◆ AIM OF THE TASK
Reproduce the listing below verbatim.

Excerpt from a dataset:
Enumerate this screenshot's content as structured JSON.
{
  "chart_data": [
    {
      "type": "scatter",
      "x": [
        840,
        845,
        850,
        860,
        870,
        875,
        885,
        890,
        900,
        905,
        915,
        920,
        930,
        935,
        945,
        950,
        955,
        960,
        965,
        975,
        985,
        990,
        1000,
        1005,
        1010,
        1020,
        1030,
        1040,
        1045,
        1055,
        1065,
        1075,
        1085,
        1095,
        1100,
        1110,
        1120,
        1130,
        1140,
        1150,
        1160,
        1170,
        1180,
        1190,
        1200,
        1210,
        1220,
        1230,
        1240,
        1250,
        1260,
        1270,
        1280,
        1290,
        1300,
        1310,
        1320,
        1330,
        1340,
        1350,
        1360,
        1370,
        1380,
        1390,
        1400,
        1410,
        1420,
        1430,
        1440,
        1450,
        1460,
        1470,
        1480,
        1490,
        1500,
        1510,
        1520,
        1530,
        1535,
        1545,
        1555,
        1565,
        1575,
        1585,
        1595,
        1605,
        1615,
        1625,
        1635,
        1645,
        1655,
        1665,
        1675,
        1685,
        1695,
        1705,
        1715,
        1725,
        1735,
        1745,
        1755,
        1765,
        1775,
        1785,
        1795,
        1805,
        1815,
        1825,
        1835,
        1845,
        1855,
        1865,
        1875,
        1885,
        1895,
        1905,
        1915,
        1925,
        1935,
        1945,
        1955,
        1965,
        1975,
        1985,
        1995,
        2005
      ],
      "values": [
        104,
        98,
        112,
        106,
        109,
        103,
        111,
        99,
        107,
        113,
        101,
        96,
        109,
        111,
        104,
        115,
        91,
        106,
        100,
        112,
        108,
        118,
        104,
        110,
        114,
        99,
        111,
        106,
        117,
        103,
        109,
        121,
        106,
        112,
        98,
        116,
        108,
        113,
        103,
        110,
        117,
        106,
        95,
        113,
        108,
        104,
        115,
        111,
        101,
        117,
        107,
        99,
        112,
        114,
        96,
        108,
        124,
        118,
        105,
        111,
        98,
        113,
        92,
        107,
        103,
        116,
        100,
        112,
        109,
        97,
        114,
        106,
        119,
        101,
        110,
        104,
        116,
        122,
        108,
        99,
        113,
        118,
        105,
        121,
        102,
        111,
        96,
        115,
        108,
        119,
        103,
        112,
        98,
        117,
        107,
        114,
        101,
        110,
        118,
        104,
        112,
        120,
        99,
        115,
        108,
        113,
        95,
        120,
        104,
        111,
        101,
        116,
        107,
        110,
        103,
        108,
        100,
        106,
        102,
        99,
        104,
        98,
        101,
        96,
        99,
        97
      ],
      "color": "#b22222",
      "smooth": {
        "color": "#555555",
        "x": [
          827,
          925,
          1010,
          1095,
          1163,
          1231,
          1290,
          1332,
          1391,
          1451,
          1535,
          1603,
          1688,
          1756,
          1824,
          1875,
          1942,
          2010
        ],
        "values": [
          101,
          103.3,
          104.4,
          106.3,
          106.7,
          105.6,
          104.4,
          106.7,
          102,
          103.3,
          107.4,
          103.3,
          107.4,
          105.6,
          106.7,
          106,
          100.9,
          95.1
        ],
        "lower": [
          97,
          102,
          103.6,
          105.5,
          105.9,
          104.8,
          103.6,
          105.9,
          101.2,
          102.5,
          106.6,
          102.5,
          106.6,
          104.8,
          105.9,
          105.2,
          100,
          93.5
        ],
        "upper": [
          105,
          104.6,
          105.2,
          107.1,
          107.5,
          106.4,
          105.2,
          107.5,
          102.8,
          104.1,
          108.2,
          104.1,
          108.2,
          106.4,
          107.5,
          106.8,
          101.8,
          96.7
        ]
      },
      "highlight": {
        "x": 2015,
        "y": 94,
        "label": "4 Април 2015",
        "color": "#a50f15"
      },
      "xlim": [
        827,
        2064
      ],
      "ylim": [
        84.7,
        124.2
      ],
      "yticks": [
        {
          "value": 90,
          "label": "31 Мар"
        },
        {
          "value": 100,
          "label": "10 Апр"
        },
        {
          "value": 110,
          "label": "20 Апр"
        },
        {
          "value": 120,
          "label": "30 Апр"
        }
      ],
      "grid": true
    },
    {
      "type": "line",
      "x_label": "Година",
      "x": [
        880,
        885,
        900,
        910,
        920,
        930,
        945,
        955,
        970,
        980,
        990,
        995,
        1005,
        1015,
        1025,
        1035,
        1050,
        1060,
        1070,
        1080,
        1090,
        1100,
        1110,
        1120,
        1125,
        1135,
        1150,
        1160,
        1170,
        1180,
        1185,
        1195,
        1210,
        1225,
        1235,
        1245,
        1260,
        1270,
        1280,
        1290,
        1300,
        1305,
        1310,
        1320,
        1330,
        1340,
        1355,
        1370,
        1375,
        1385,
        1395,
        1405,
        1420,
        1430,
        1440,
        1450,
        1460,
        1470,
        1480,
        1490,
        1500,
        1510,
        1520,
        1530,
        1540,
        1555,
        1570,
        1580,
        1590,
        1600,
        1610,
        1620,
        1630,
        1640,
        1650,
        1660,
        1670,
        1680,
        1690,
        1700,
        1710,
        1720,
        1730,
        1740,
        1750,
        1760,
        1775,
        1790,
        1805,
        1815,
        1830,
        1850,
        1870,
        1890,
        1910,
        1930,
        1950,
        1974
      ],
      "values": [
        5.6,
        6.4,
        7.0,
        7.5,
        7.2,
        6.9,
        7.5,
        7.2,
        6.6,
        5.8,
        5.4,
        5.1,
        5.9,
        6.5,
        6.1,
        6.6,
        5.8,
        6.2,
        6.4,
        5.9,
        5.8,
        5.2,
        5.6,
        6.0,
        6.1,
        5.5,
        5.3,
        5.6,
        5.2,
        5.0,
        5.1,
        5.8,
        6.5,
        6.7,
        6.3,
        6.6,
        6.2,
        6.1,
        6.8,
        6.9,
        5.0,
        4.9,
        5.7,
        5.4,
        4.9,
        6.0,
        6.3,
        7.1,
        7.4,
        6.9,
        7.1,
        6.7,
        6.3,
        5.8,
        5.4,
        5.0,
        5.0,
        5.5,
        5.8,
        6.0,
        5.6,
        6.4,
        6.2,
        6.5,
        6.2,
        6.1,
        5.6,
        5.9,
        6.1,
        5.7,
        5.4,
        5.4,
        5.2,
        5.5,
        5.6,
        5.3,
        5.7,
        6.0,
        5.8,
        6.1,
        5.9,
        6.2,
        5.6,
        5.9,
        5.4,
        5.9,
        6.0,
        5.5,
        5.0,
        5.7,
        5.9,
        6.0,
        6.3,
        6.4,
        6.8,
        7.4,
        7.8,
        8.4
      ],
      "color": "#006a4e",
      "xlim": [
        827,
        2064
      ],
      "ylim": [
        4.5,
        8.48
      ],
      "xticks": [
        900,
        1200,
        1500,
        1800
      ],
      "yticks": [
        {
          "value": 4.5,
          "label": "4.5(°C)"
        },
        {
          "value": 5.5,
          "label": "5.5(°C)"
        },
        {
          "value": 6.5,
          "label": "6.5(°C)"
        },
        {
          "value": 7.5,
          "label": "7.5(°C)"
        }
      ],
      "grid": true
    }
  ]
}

◆ RESULT
Enumerate this screenshot's content as structured JSON.
{
  "chart_data": [
    {
      "type": "scatter",
      "x": [
        840,
        845,
        850,
        860,
        870,
        875,
        885,
        890,
        900,
        905,
        915,
        920,
        930,
        935,
        945,
        950,
        955,
        960,
        965,
        975,
        985,
        990,
        1000,
        1005,
        1010,
        1020,
        1030,
        1040,
        1045,
        1055,
        1065,
        1075,
        1085,
        1095,
        1100,
        1110,
        1120,
        1130,
        1140,
        1150,
        1160,
        1170,
        1180,
        1190,
        1200,
        1210,
        1220,
        1230,
        1240,
        1250,
        1260,
        1270,
        1280,
        1290,
        1300,
        1310,
        1320,
        1330,
        1340,
        1350,
        1360,
        1370,
        1380,
        1390,
        1400,
        1410,
        1420,
        1430,
        1440,
        1450,
        1460,
        1470,
        1480,
        1490,
        1500,
        1510,
        1520,
        1530,
        1535,
        1545,
        1555,
        1565,
        1575,
        1585,
        1595,
        1605,
        1615,
        1625,
        1635,
        1645,
        1655,
        1665,
        1675,
        1685,
        1695,
        1705,
        1715,
        1725,
        1735,
        1745,
        1755,
        1765,
        1775,
        1785,
        1795,
        1805,
        1815,
        1825,
        1835,
        1845,
        1855,
        1865,
        1875,
        1885,
        1895,
        1905,
        1915,
        1925,
        1935,
        1945,
        1955,
        1965,
        1975,
        1985,
        1995,
        2005
      ],
      "values": [
        104,
        98,
        112,
        106,
        109,
        103,
        111,
        99,
        107,
        113,
        101,
        96,
        109,
        111,
        104,
        115,
        91,
        106,
        100,
        112,
        108,
        118,
        104,
        110,
        114,
        99,
        111,
        106,
        117,
        103,
        109,
        121,
        106,
        112,
        98,
        116,
        108,
        113,
        103,
        110,
        117,
        106,
        95,
        113,
        108,
        104,
        115,
        111,
        101,
        117,
        107,
        99,
        112,
        114,
        96,
        108,
        124,
        118,
        105,
        111,
        98,
        113,
        92,
        107,
        103,
        116,
        100,
        112,
        109,
        97,
        114,
        106,
        119,
        101,
        110,
        104,
        116,
        122,
        108,
        99,
        113,
        118,
        105,
        121,
        102,
        111,
        96,
        115,
        108,
        119,
        103,
        112,
        98,
        117,
        107,
        114,
        101,
        110,
        118,
        104,
        112,
        120,
        99,
        115,
        108,
        113,
        95,
        120,
        104,
        111,
        101,
        116,
        107,
        110,
        103,
        108,
        100,
        106,
        102,
        99,
        104,
        98,
        101,
        96,
        99,
        97
      ],
      "color": "#b22222",
      "smooth": {
        "color": "#555555",
        "x": [
          827,
          925,
          1010,
          1095,
          1163,
          1231,
          1290,
          1332,
          1391,
          1451,
          1535,
          1603,
          1688,
          1756,
          1824,
          1875,
          1942,
          2010
        ],
        "values": [
          101,
          103.3,
          104.4,
          106.3,
          106.7,
          105.6,
          104.4,
          106.7,
          102,
          103.3,
          107.4,
          103.3,
          107.4,
          105.6,
          106.7,
          106,
          100.9,
          95.1
        ],
        "lower": [
          97,
          102,
          103.6,
          105.5,
          105.9,
          104.8,
          103.6,
          105.9,
          101.2,
          102.5,
          106.6,
          102.5,
          106.6,
          104.8,
          105.9,
          105.2,
          100,
          93.5
        ],
        "upper": [
          105,
          104.6,
          105.2,
          107.1,
          107.5,
          106.4,
          105.2,
          107.5,
          102.8,
          104.1,
          108.2,
          104.1,
          108.2,
          106.4,
          107.5,
          106.8,
          101.8,
          96.7
        ]
      },
      "highlight": {
        "x": 2015,
        "y": 94,
        "label": "4 Април 2015",
        "color": "#a50f15"
      },
      "xlim": [
        827,
        2064
      ],
      "ylim": [
        84.7,
        124.2
      ],
      "yticks": [
        {
          "value": 90,
          "label": "31 Мар"
        },
        {
          "value": 100,
          "label": "10 Апр"
        },
        {
          "value": 110,
          "label": "20 Апр"
        },
        {
          "value": 120,
          "label": "30 Апр"
        }
      ],
      "grid": true
    },
    {
      "type": "line",
      "x_label": "Година",
      "x": [
        880,
        885,
        900,
        910,
        920,
        930,
        945,
        955,
        970,
        980,
        990,
        995,
        1005,
        1015,
        1025,
        1035,
        1050,
        1060,
        1070,
        1080,
        1090,
        1100,
        1110,
        1120,
        1125,
        1135,
        1150,
        1160,
        1170,
        1180,
        1185,
        1195,
        1210,
        1225,
        1235,
        1245,
        1260,
        1270,
        1280,
        1290,
        1300,
        1305,
        1310,
        1320,
        1330,
        1340,
        1355,
        1370,
        1375,
        1385,
        1395,
        1405,
        1420,
        1430,
        1440,
        1450,
        1460,
        1470,
        1480,
        1490,
        1500,
        1510,
        1520,
        1530,
        1540,
        1555,
        1570,
        1580,
        1590,
        1600,
        1610,
        1620,
        1630,
        1640,
        1650,
        1660,
        1670,
        1680,
        1690,
        1700,
        1710,
        1720,
        1730,
        1740,
        1750,
        1760,
        1775,
        1790,
        1805,
        1815,
        1830,
        1850,
        1870,
        1890,
        1910,
        1930,
        1950,
        1974
      ],
      "values": [
        5.6,
        6.4,
        7.0,
        7.5,
        7.2,
        6.9,
        7.5,
        7.2,
        6.6,
        5.8,
        5.4,
        5.1,
        5.9,
        6.5,
        6.1,
        6.6,
        5.8,
        6.2,
        6.4,
        5.9,
        5.8,
        5.2,
        5.6,
        6.0,
        6.1,
        5.5,
        5.3,
        5.6,
        5.2,
        5.0,
        5.1,
        5.8,
        6.5,
        6.7,
        6.3,
        6.6,
        6.2,
        6.1,
        6.8,
        6.9,
        5.0,
        4.9,
        5.7,
        5.4,
        4.9,
        6.0,
        6.3,
        7.1,
        7.4,
        6.9,
        7.1,
        6.7,
        6.3,
        5.8,
        5.4,
        5.0,
        5.0,
        5.5,
        5.8,
        6.0,
        5.6,
        6.4,
        6.2,
        6.5,
        6.2,
        6.1,
        5.6,
        5.9,
        6.1,
        5.7,
        5.4,
        5.4,
        5.2,
        5.5,
        5.6,
        5.3,
        5.7,
        6.0,
        5.8,
        6.1,
        5.9,
        6.2,
        5.6,
        5.9,
        5.4,
        5.9,
        6.0,
        5.5,
        5.0,
        5.7,
        5.9,
        6.0,
        6.3,
        6.4,
        6.8,
        7.4,
        7.8,
        8.4
      ],
      "color": "#006a4e",
      "xlim": [
        827,
        2064
      ],
      "ylim": [
        4.5,
        8.48
      ],
      "xticks": [
        900,
        1200,
        1500,
        1800
      ],
      "yticks": [
        {
          "value": 4.5,
          "label": "4.5(°C)"
        },
        {
          "value": 5.5,
          "label": "5.5(°C)"
        },
        {
          "value": 6.5,
          "label": "6.5(°C)"
        },
        {
          "value": 7.5,
          "label": "7.5(°C)"
        }
      ],
      "grid": true
    }
  ]
}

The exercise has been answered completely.